▶ _Dataset_:
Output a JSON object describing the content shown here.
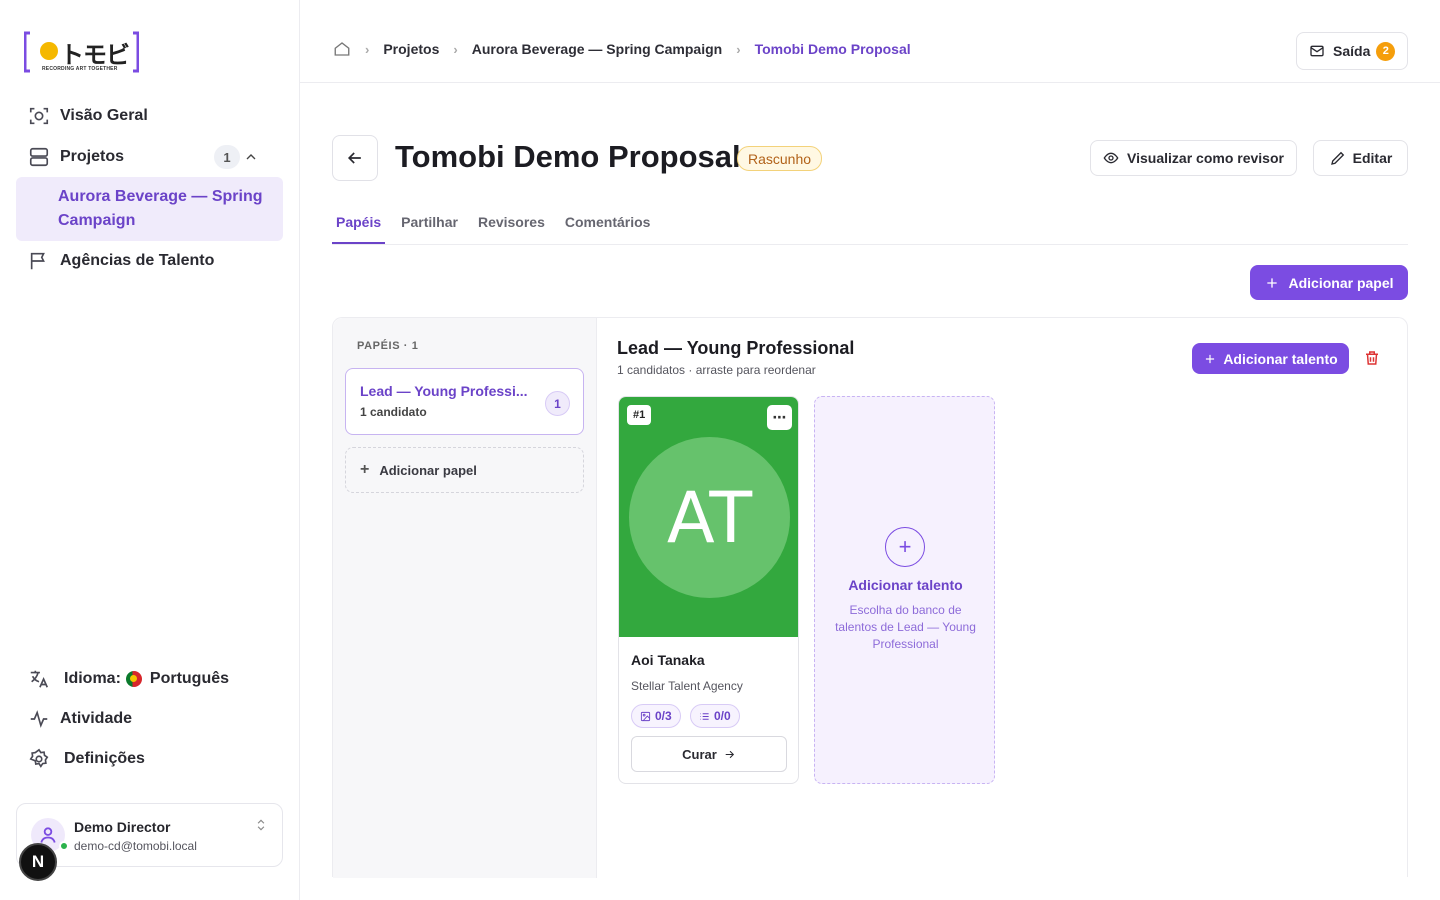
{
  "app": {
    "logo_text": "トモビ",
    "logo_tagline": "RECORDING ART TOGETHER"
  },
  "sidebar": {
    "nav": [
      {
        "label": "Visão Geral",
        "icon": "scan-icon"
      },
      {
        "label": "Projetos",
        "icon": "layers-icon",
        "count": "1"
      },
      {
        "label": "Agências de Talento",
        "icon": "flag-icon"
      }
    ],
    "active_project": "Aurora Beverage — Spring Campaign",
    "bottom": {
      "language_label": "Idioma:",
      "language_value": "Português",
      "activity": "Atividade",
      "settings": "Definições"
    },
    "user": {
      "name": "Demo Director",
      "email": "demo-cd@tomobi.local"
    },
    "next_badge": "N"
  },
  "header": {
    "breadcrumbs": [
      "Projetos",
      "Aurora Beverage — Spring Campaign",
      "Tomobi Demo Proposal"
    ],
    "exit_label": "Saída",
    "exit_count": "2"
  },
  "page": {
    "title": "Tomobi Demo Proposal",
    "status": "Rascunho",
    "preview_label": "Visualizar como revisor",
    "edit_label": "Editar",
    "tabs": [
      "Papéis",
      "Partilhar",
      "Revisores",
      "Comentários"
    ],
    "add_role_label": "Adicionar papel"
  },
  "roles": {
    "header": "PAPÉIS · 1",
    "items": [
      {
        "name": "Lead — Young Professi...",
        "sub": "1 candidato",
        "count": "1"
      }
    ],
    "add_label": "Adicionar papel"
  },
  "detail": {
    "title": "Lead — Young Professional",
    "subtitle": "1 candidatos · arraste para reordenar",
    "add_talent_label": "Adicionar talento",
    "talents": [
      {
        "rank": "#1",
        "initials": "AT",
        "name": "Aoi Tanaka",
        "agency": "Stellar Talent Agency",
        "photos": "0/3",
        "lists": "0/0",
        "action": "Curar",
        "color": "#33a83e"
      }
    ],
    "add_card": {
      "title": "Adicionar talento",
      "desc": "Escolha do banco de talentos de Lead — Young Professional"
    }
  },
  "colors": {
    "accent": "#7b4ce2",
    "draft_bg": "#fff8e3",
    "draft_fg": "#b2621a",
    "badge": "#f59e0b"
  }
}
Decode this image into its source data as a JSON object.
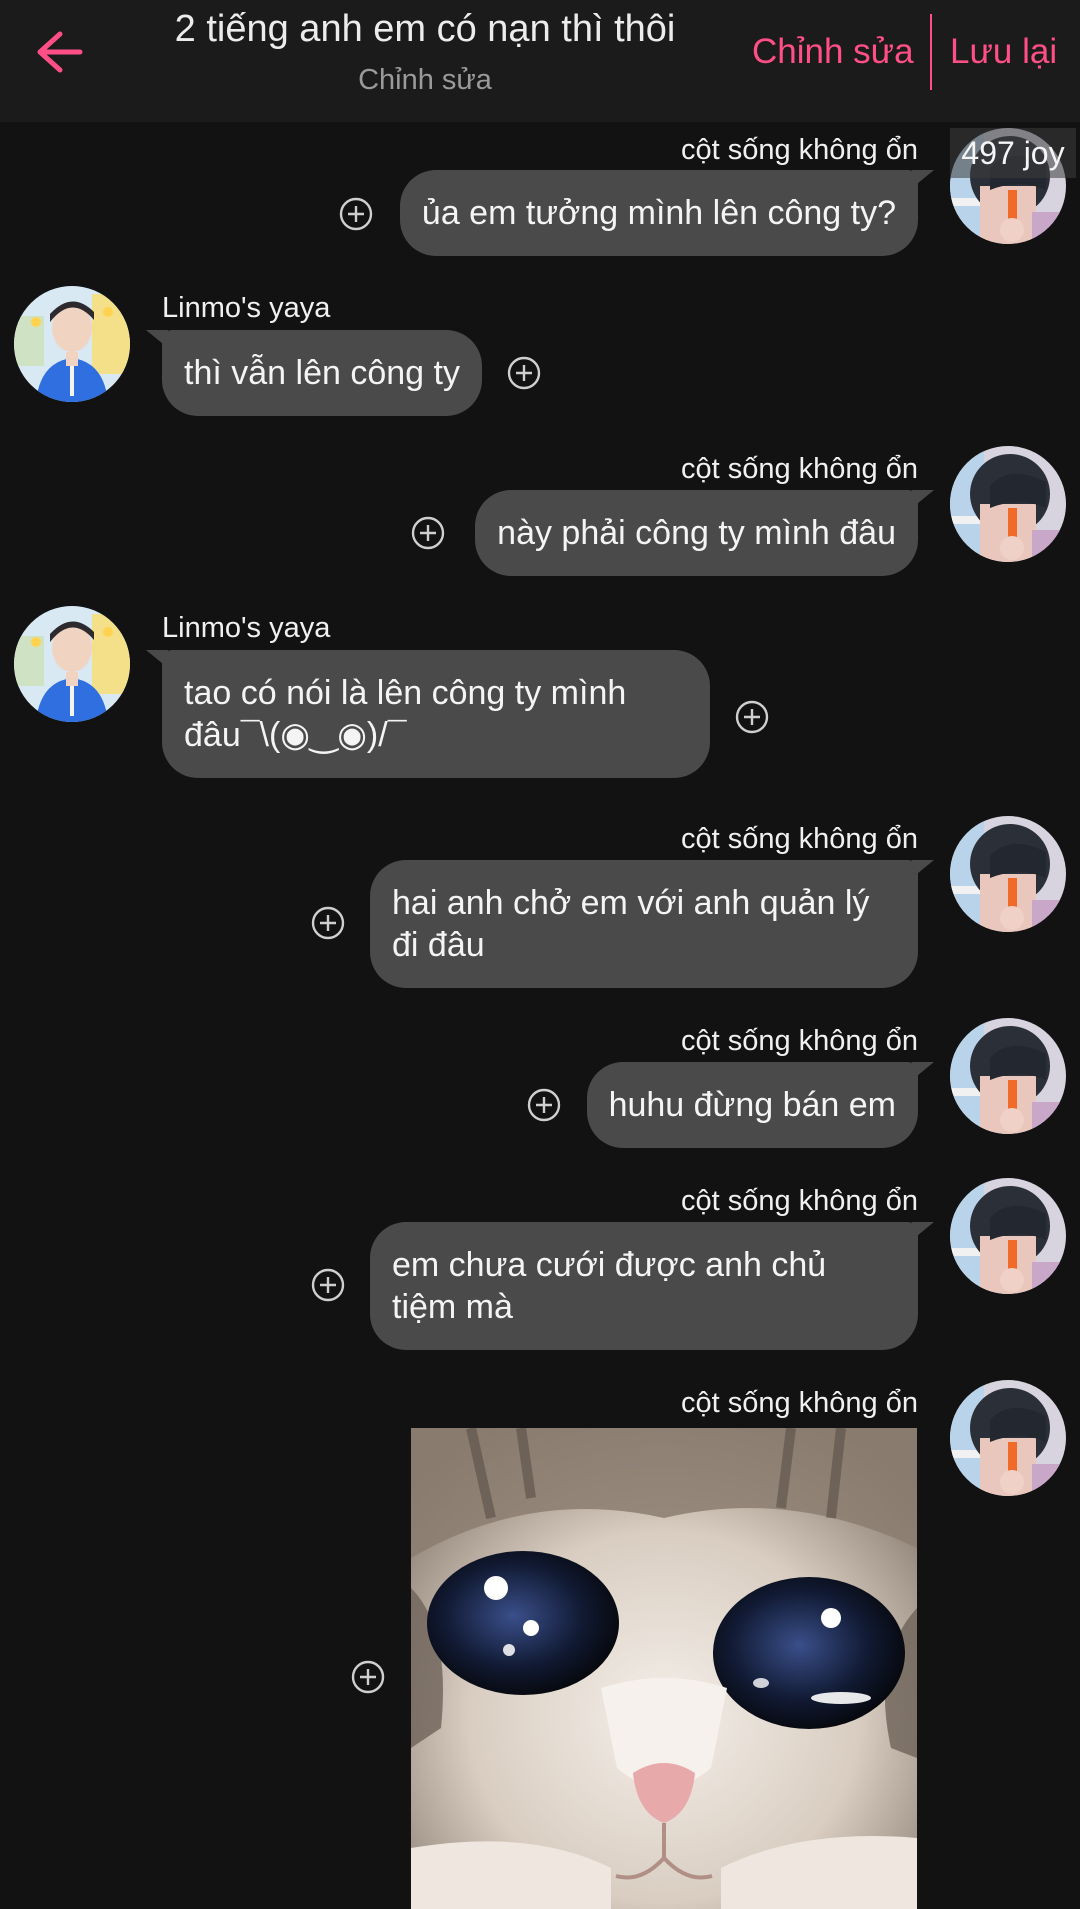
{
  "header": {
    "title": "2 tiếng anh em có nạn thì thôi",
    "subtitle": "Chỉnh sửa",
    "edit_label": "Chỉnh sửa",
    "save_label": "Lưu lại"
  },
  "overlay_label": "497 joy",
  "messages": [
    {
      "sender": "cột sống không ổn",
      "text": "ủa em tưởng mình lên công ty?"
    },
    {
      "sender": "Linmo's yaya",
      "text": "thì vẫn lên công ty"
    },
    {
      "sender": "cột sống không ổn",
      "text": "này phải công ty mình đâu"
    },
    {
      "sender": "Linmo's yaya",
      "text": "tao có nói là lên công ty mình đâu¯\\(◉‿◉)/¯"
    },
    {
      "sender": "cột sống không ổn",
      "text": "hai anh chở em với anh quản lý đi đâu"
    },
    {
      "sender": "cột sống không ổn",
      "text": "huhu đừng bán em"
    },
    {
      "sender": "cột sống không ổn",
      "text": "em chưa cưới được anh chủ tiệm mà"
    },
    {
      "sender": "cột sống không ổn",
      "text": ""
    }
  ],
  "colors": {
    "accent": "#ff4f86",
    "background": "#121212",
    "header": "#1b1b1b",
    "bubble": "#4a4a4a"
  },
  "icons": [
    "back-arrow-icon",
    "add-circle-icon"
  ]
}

▶ _Written exercise_:
How many of the lines above include the word "subtitle"? Respond with the number alone.

▶ _Result below_:
2